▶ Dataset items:
☆ ☆ ☆ ☆ ☆ ☆ ☆

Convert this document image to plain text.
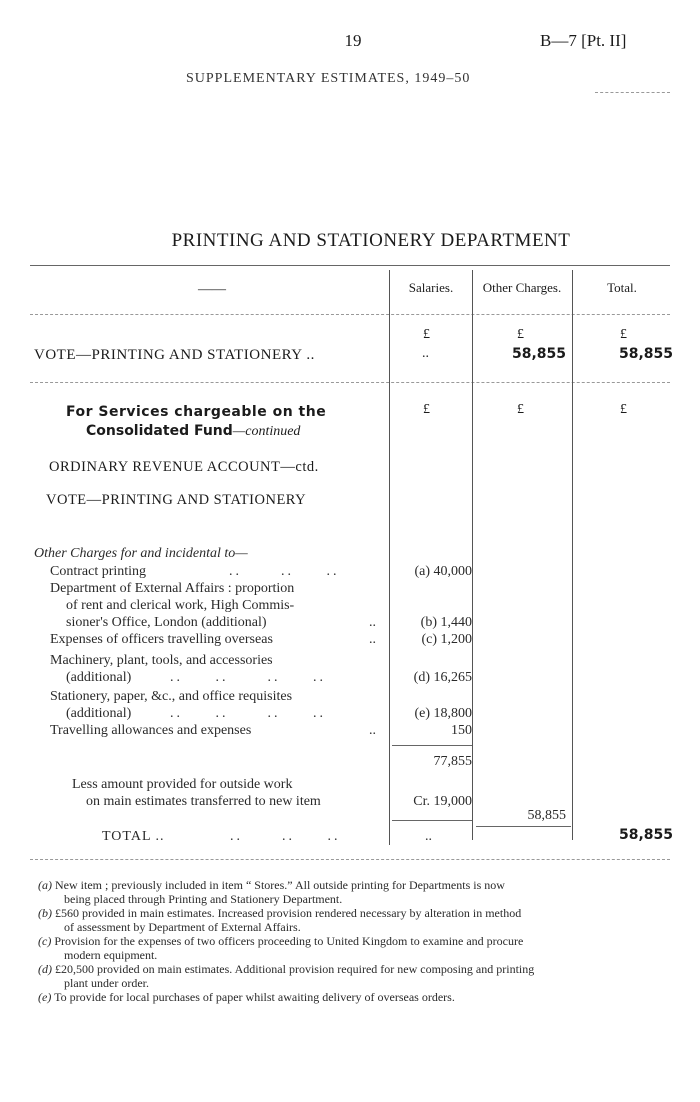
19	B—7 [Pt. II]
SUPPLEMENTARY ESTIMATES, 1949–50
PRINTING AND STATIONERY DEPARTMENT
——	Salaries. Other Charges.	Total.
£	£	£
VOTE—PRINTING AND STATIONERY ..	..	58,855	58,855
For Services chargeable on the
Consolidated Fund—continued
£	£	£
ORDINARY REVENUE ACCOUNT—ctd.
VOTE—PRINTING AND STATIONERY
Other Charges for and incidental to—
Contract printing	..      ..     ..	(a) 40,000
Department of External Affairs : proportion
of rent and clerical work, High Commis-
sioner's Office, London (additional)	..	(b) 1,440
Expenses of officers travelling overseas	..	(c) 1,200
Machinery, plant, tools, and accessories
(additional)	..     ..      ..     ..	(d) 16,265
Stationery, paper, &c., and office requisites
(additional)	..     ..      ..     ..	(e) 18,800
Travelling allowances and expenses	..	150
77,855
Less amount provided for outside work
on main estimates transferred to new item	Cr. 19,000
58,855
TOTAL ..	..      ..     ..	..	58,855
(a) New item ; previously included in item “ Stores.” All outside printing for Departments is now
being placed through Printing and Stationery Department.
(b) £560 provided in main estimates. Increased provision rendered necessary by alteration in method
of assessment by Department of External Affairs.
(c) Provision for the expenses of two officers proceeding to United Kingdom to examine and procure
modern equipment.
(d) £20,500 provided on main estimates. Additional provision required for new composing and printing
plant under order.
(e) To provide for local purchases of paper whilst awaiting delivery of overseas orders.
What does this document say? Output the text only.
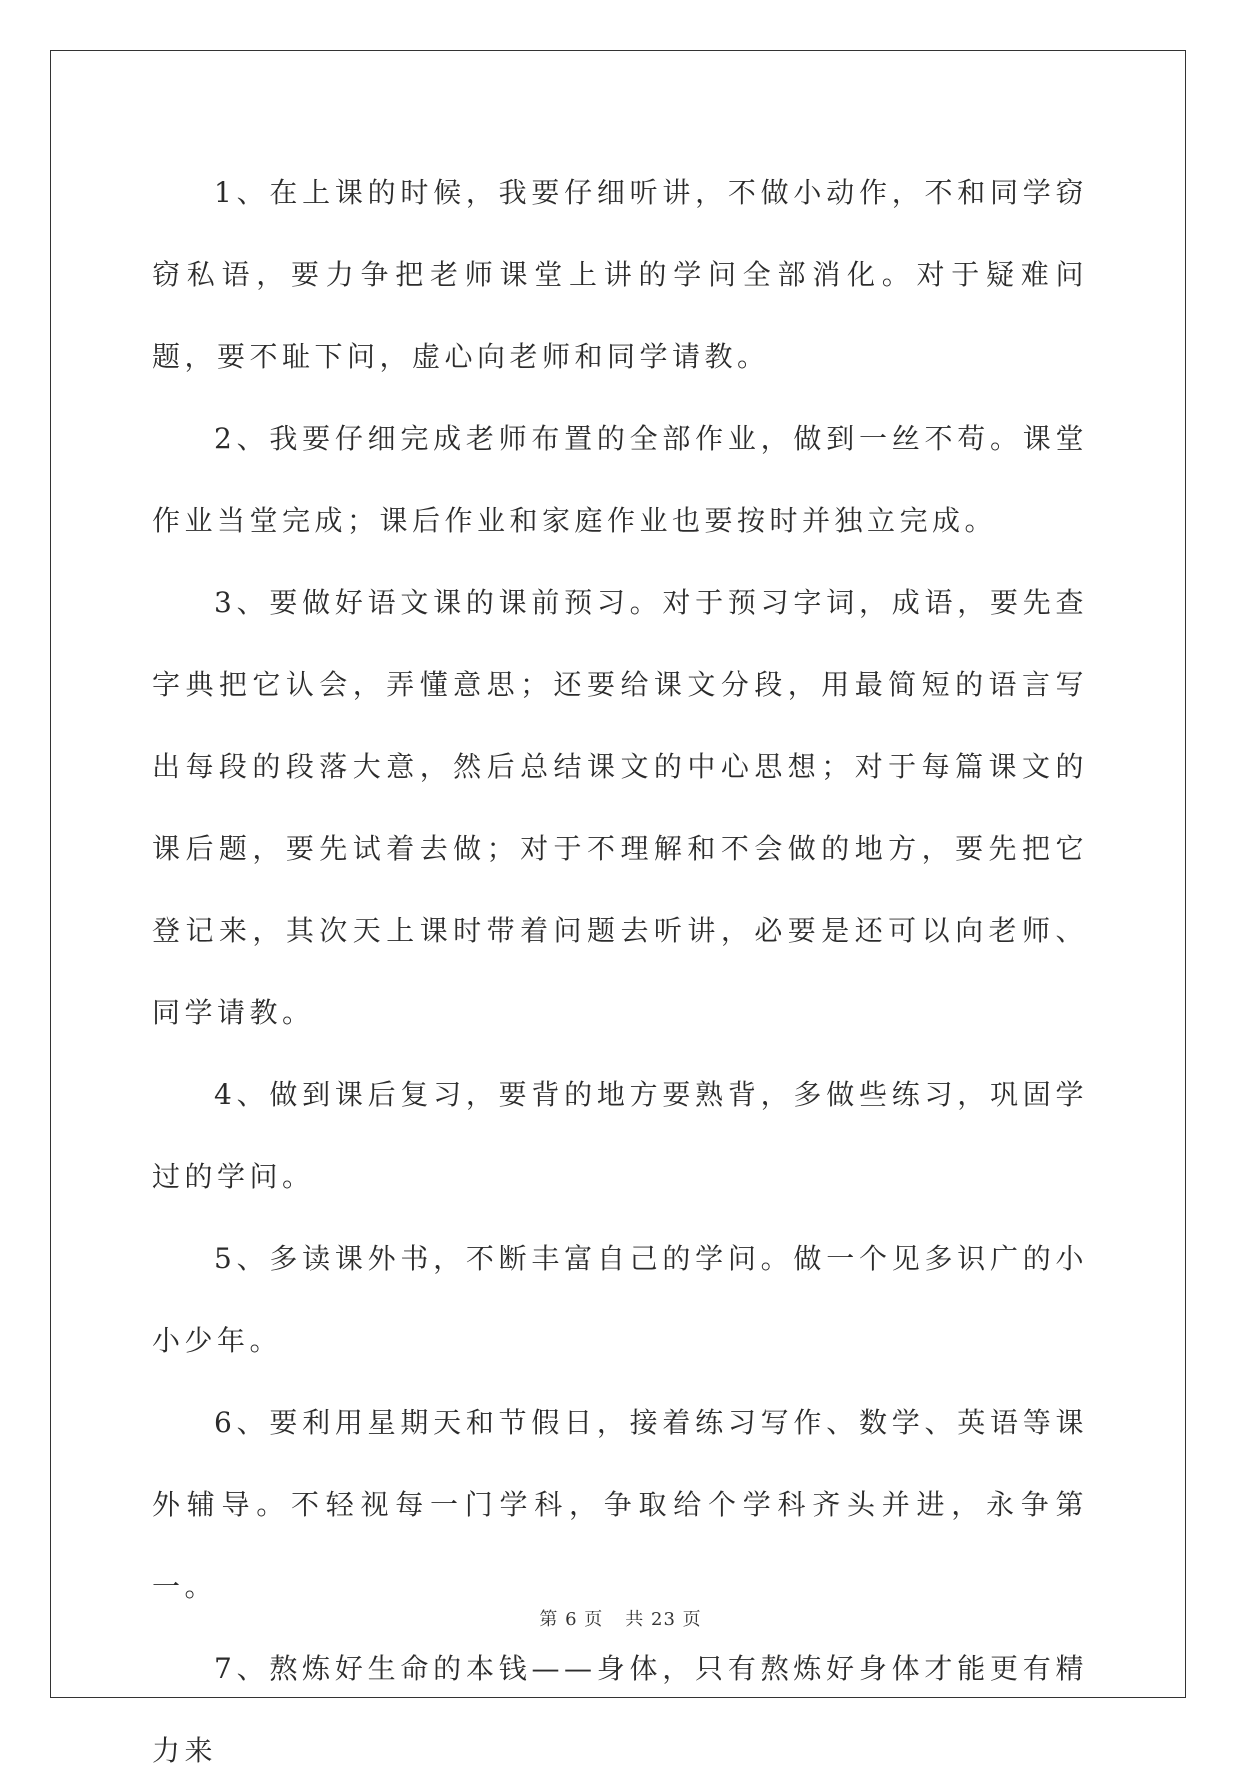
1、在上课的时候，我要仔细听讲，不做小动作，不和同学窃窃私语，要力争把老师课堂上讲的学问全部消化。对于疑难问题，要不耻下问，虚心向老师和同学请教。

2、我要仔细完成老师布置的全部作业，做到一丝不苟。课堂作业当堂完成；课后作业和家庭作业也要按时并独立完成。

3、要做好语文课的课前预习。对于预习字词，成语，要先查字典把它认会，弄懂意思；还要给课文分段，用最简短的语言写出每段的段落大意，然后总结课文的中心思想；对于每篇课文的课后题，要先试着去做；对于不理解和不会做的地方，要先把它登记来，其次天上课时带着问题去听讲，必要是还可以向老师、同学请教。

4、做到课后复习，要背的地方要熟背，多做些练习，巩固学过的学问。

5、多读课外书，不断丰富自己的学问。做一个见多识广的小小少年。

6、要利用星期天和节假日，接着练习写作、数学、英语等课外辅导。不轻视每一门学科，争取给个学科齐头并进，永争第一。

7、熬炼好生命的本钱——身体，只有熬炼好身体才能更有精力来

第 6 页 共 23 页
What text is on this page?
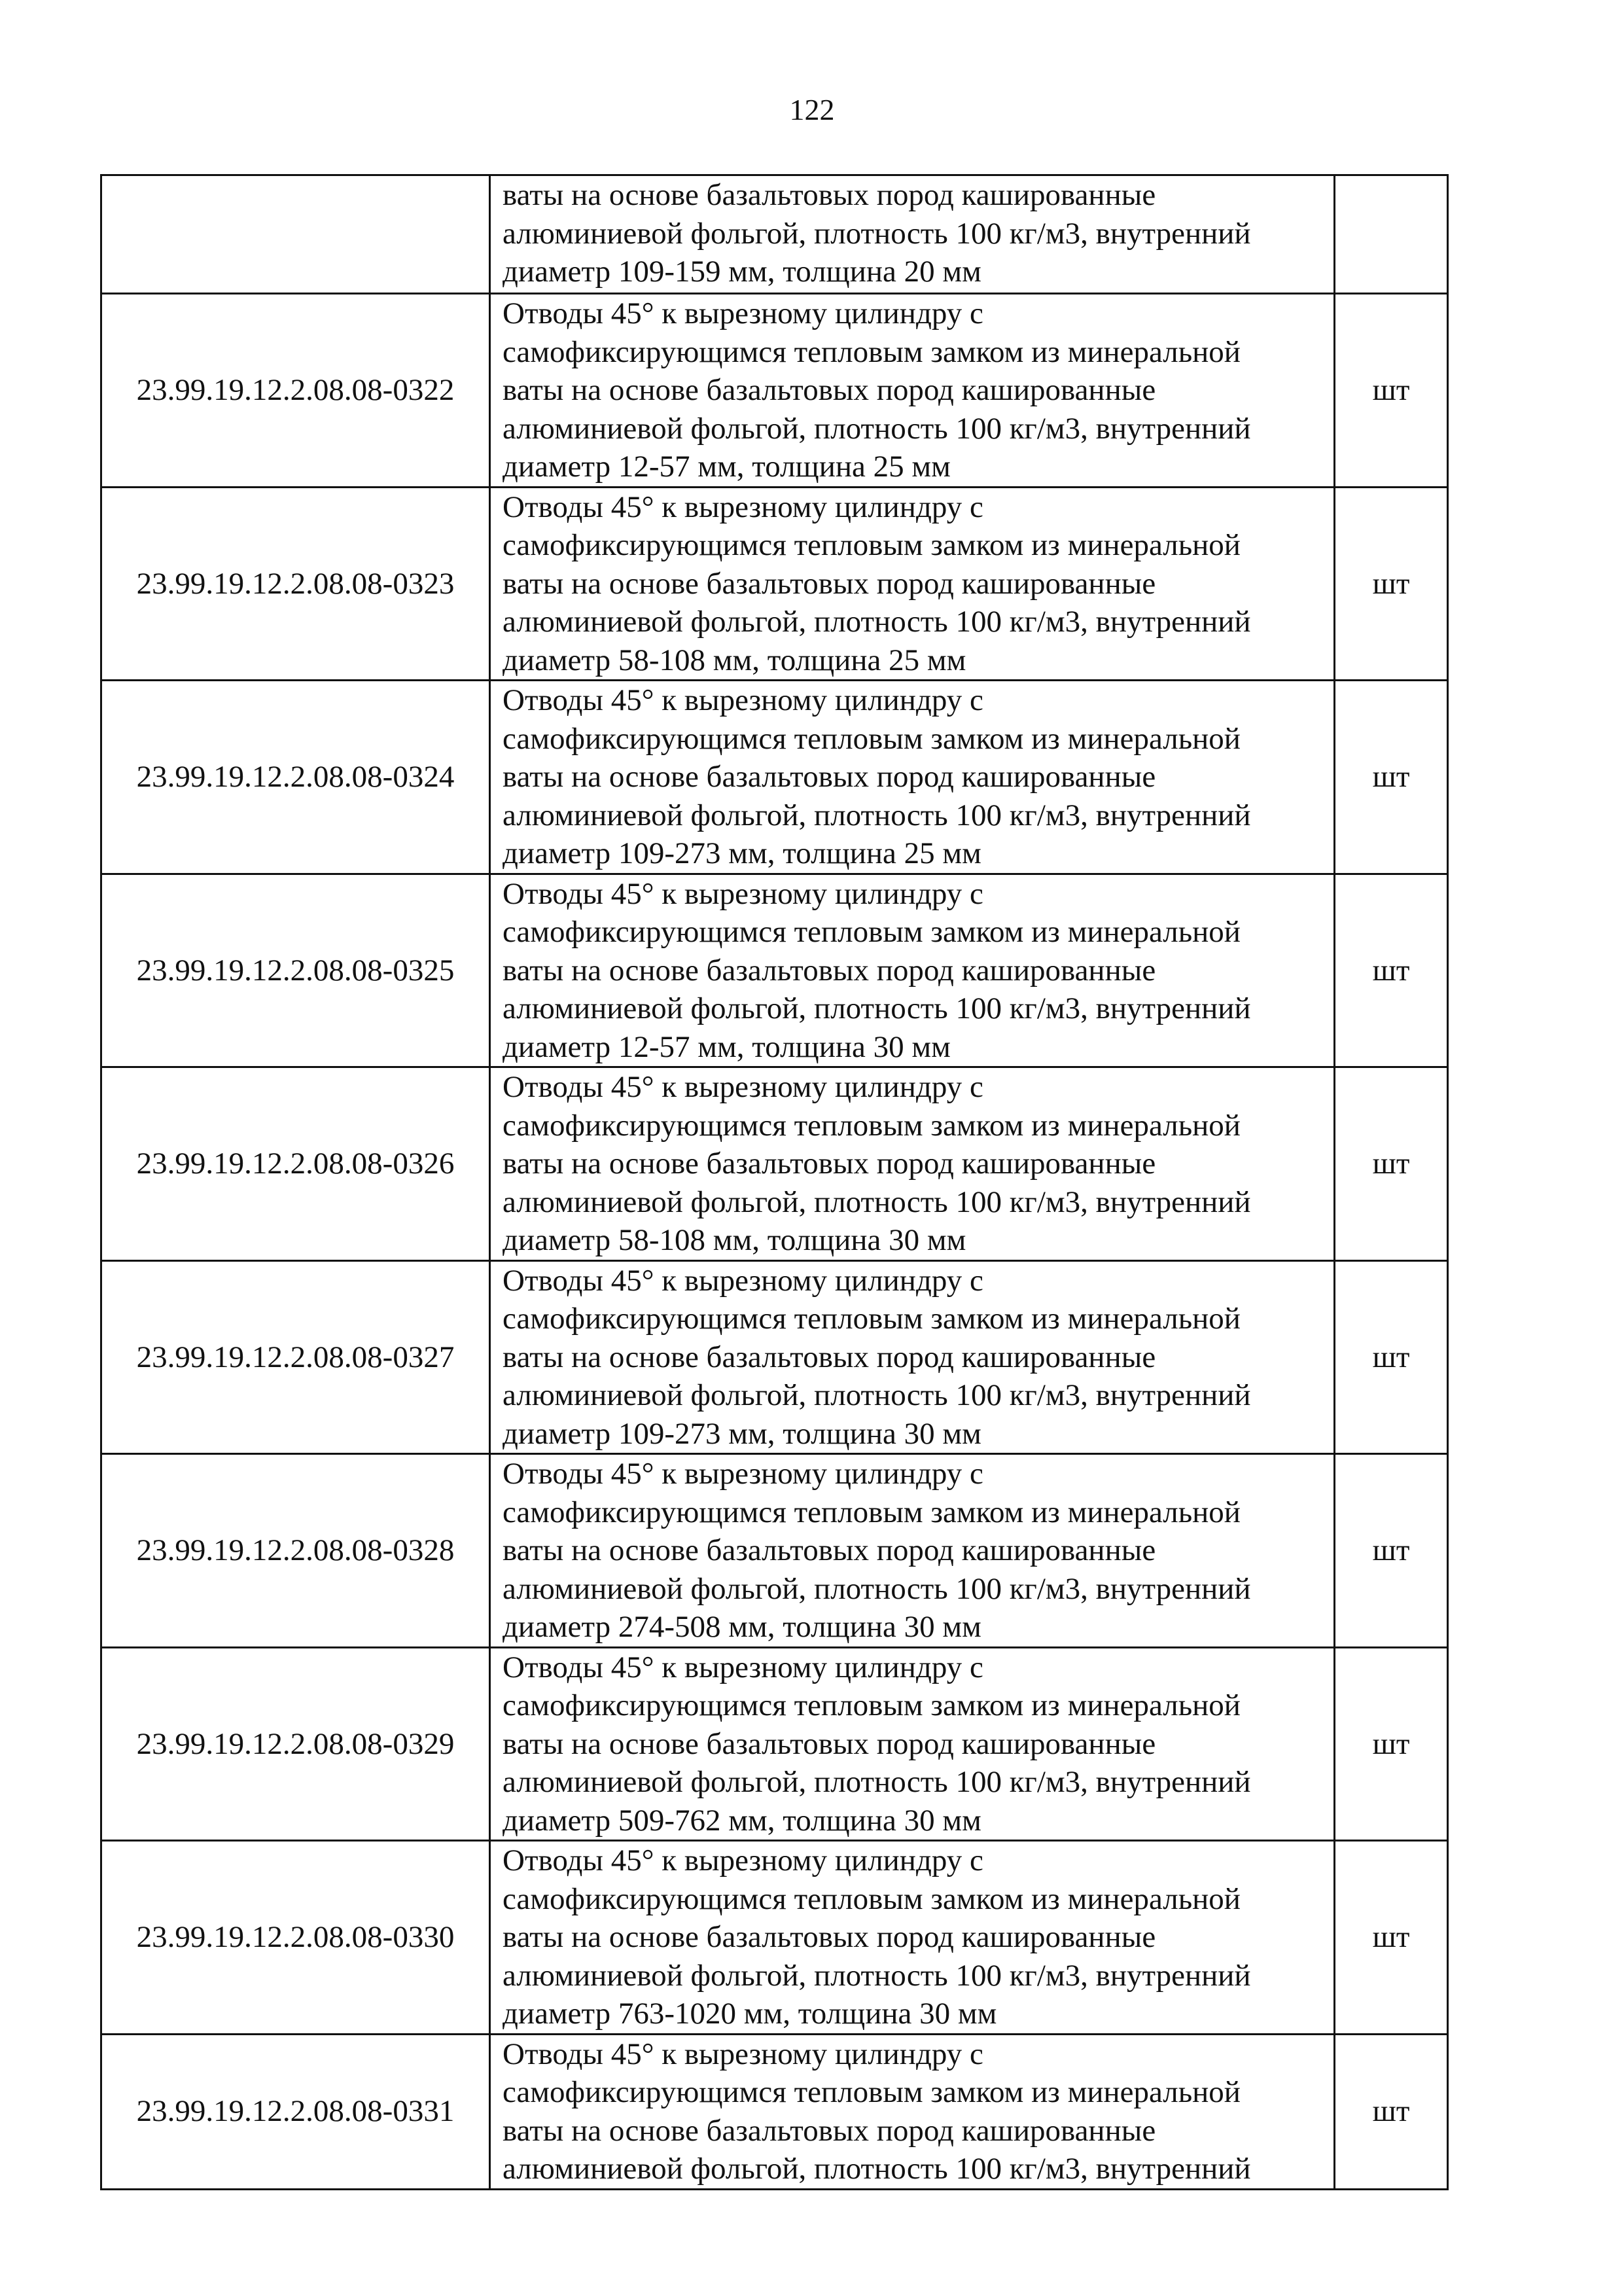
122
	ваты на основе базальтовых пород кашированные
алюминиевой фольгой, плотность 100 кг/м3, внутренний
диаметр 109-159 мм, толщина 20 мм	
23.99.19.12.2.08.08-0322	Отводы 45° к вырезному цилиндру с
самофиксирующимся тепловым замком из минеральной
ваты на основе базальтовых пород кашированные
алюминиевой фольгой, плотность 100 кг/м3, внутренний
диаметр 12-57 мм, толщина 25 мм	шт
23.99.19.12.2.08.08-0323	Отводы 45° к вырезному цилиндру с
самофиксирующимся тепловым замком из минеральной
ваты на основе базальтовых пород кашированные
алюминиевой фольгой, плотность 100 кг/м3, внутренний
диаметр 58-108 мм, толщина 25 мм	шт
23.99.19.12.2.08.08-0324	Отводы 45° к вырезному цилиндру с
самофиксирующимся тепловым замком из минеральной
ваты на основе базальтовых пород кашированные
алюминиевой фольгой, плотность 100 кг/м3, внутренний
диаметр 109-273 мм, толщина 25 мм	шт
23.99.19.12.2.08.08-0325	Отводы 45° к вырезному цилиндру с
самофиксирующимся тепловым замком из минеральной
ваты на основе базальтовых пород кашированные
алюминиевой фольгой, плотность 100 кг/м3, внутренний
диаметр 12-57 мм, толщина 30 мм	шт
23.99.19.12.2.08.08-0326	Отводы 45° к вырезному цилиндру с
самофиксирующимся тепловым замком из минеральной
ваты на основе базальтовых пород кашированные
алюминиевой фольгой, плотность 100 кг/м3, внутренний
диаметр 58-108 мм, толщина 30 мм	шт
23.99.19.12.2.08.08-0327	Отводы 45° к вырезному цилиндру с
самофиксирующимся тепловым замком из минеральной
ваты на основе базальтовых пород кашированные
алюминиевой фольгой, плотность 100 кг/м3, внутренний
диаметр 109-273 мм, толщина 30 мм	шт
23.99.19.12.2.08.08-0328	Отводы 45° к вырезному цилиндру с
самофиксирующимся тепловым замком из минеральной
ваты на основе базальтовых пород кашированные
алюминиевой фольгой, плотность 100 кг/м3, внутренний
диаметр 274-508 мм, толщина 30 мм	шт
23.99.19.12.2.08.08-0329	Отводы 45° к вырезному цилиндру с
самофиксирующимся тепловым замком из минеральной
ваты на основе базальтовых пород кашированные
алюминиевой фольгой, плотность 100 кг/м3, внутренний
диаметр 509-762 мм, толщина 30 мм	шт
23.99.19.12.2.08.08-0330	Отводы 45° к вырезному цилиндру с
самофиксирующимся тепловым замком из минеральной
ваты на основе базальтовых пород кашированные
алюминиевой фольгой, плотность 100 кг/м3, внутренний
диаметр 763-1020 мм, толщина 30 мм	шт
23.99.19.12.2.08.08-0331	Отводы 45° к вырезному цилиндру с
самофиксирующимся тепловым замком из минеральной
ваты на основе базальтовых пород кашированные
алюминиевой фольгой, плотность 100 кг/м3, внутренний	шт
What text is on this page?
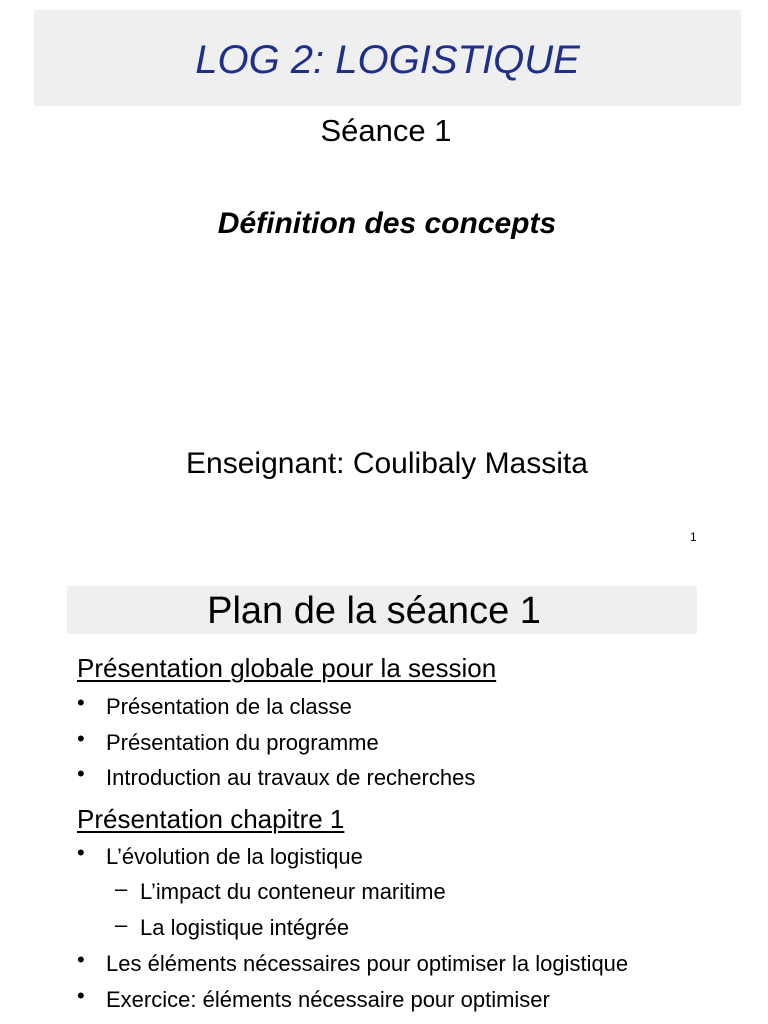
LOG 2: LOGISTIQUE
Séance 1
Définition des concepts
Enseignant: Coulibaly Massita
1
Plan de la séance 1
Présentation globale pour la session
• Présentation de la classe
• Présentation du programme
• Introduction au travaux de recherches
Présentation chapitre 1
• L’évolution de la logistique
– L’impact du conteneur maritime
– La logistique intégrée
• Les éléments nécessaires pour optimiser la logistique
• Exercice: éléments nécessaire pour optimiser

☆ ☆ ☆ ☆ ☆ ☆ ☆

▶ SHORT TASK: Copy out every line of the listing that includes the string "Affairs".

▶ WRITTEN REPLY:
Department of External Affairs : proportion
of assessment by Department of External Affairs.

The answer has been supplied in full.